Selected extract:
The HurdMaster Micro Decorticator, a small-scale fiber processing unit designed by Latvian entrepreneur Kristaps Eglitas, was unveiled today at HempToday’s Hemp Machines & Technology Summit.
The machine is designed for flower and seed growers who want to monetize leftover fiber from their harvests, Eglitis said. It is intended for farms of 2-5 hectares (about 6-10 acres).
Hemp stakeholders from 12 countries attended the Summit at HempToday Center in Poland.
“We’re getting excellent hurds for hempcrete,” Eglitis told attendees at the Summit before demonstrating the sleek, boxy, stainlesss-steel unit, which is small enough to fit in a car. “We processed some fiber to insulate my own house which we’re now working on, and the hurds’ performance in the mix was excellent,” Eglitis said.
Orders begin in July
Orders for the purchase of the HurdMaster will begin in late July, Eglitis said, with delivery two months from the order date. He expects to ship the first machines in September.
The HurdMaster was inspired in part by Eglitis’ research of a decorticator project started by Australian-Latvian Voldemars Cirulis, who built a much bigger machine while living in Australia in the early 2000s.
Eglitis designed the HurdMaster with help from a student at Latvian Technical University after intense research on decortiation technology.
He eventually bought the machine from Cirulis and studied its components and how it functions – research he said was critical in the design process.
Eglitis, who designs and builds metal interior features such as staircases, has worked in metal constrution for more than 20 years.
He is collaborating with Peruza (peruza.com/products) a leading manufacturer of machinery for fish processing, developing engineering enhancements that will reduce the HurdMaster’s weight while boosting efficiency. While Eglitis is satisfied with hurd quality turned out by the machine, planned adjustments to improve the quality of technical fiber output are still being worked out, he said. Plans are in the works to build a bigger model decorticator as well, Eglitis said.
Just last month, Eglitis secured an EU grant he’ll use to build an engineering building, he said.
While Eglitis has now lost contact with Cirulis, 96, who is blind and infirm, he knows the old inventor would be proud. “Voldemars would be happy to see that his work has inspired me to move forward,” Eglitis said.

Data listing:
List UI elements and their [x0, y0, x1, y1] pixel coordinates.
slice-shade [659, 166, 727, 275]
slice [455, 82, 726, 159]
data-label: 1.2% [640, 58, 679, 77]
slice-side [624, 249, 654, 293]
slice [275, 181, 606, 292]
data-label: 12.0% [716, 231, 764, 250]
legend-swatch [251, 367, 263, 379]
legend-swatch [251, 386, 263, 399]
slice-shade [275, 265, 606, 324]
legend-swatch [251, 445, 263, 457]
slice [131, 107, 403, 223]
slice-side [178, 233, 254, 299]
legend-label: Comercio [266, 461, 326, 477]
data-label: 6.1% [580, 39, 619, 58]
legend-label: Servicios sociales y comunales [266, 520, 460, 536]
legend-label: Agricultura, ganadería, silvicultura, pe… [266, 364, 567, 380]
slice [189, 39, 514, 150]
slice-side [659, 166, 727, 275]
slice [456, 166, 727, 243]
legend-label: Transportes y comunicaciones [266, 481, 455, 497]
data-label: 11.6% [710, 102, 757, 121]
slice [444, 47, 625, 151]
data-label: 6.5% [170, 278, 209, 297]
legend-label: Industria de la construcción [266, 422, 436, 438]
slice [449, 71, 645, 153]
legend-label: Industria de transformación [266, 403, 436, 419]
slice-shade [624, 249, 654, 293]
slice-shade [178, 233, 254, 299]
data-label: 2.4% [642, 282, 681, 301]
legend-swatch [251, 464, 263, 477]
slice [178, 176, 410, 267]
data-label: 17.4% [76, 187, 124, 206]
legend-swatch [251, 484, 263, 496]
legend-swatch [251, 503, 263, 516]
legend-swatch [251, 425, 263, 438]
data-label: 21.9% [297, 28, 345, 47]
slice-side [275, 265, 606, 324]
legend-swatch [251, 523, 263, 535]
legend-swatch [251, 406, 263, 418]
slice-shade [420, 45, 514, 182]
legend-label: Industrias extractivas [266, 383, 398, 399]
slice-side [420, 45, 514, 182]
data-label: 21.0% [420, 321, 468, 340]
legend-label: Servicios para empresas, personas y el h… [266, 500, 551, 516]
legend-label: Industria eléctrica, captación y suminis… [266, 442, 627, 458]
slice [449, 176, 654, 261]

Task description: Could you copy, word for word, the part of the HurdMaster decorticator article starting with "Hemp stakeholders from" and going on through "the early 2000s."?

Output for this task:
Hemp stakeholders from 12 countries attended the Summit at HempToday Center in Poland.
“We’re getting excellent hurds for hempcrete,” Eglitis told attendees at the Summit before demonstrating the sleek, boxy, stainlesss-steel unit, which is small enough to fit in a car. “We processed some fiber to insulate my own house which we’re now working on, and the hurds’ performance in the mix was excellent,” Eglitis said.
Orders begin in July
Orders for the purchase of the HurdMaster will begin in late July, Eglitis said, with delivery two months from the order date. He expects to ship the first machines in September.
The HurdMaster was inspired in part by Eglitis’ research of a decorticator project started by Australian-Latvian Voldemars Cirulis, who built a much bigger machine while living in Australia in the early 2000s.